> **Set problem**
Copy out all of the material, matching it word for word.

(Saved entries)
************
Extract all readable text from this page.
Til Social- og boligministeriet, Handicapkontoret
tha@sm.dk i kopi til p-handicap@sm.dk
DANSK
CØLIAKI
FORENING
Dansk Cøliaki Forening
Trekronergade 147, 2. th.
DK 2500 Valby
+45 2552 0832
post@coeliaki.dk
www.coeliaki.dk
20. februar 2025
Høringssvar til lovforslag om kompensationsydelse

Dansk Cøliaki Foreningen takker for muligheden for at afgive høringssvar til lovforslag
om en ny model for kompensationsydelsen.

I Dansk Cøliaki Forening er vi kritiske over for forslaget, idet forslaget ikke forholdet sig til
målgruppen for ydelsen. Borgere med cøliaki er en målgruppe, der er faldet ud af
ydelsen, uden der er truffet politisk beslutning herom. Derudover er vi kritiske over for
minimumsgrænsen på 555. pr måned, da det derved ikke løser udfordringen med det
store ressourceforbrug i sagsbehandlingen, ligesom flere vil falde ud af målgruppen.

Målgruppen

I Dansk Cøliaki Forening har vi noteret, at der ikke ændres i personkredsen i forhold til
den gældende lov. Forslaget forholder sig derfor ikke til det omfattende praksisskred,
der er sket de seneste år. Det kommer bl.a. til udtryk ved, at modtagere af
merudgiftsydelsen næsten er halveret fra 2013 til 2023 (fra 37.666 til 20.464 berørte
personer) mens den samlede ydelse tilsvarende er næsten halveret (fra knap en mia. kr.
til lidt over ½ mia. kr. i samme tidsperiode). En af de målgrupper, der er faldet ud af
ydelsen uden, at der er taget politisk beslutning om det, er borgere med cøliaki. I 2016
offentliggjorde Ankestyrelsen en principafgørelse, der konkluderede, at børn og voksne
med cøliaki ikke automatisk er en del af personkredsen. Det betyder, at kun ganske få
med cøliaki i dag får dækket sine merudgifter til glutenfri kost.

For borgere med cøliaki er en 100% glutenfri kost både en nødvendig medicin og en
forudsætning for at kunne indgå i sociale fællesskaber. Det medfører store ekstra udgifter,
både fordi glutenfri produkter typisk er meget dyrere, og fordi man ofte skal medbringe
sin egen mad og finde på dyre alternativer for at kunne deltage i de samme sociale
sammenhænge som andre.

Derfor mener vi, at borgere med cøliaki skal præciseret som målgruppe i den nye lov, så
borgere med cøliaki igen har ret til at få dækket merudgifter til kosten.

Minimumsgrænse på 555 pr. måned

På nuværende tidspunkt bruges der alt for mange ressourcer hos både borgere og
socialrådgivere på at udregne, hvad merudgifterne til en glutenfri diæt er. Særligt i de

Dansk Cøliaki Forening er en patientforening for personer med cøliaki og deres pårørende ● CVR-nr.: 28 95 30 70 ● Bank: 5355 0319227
************
> **Expected answer**
Extract all readable text from this page.
Til Social- og boligministeriet, Handicapkontoret
tha@sm.dk i kopi til p-handicap@sm.dk
DANSK
CØLIAKI
FORENING
Dansk Cøliaki Forening
Trekronergade 147, 2. th.
DK 2500 Valby
+45 2552 0832
post@coeliaki.dk
www.coeliaki.dk
20. februar 2025
Høringssvar til lovforslag om kompensationsydelse

Dansk Cøliaki Foreningen takker for muligheden for at afgive høringssvar til lovforslag
om en ny model for kompensationsydelsen.

I Dansk Cøliaki Forening er vi kritiske over for forslaget, idet forslaget ikke forholdet sig til
målgruppen for ydelsen. Borgere med cøliaki er en målgruppe, der er faldet ud af
ydelsen, uden der er truffet politisk beslutning herom. Derudover er vi kritiske over for
minimumsgrænsen på 555. pr måned, da det derved ikke løser udfordringen med det
store ressourceforbrug i sagsbehandlingen, ligesom flere vil falde ud af målgruppen.

Målgruppen

I Dansk Cøliaki Forening har vi noteret, at der ikke ændres i personkredsen i forhold til
den gældende lov. Forslaget forholder sig derfor ikke til det omfattende praksisskred,
der er sket de seneste år. Det kommer bl.a. til udtryk ved, at modtagere af
merudgiftsydelsen næsten er halveret fra 2013 til 2023 (fra 37.666 til 20.464 berørte
personer) mens den samlede ydelse tilsvarende er næsten halveret (fra knap en mia. kr.
til lidt over ½ mia. kr. i samme tidsperiode). En af de målgrupper, der er faldet ud af
ydelsen uden, at der er taget politisk beslutning om det, er borgere med cøliaki. I 2016
offentliggjorde Ankestyrelsen en principafgørelse, der konkluderede, at børn og voksne
med cøliaki ikke automatisk er en del af personkredsen. Det betyder, at kun ganske få
med cøliaki i dag får dækket sine merudgifter til glutenfri kost.

For borgere med cøliaki er en 100% glutenfri kost både en nødvendig medicin og en
forudsætning for at kunne indgå i sociale fællesskaber. Det medfører store ekstra udgifter,
både fordi glutenfri produkter typisk er meget dyrere, og fordi man ofte skal medbringe
sin egen mad og finde på dyre alternativer for at kunne deltage i de samme sociale
sammenhænge som andre.

Derfor mener vi, at borgere med cøliaki skal præciseret som målgruppe i den nye lov, så
borgere med cøliaki igen har ret til at få dækket merudgifter til kosten.

Minimumsgrænse på 555 pr. måned

På nuværende tidspunkt bruges der alt for mange ressourcer hos både borgere og
socialrådgivere på at udregne, hvad merudgifterne til en glutenfri diæt er. Særligt i de

Dansk Cøliaki Forening er en patientforening for personer med cøliaki og deres pårørende ● CVR-nr.: 28 95 30 70 ● Bank: 5355 0319227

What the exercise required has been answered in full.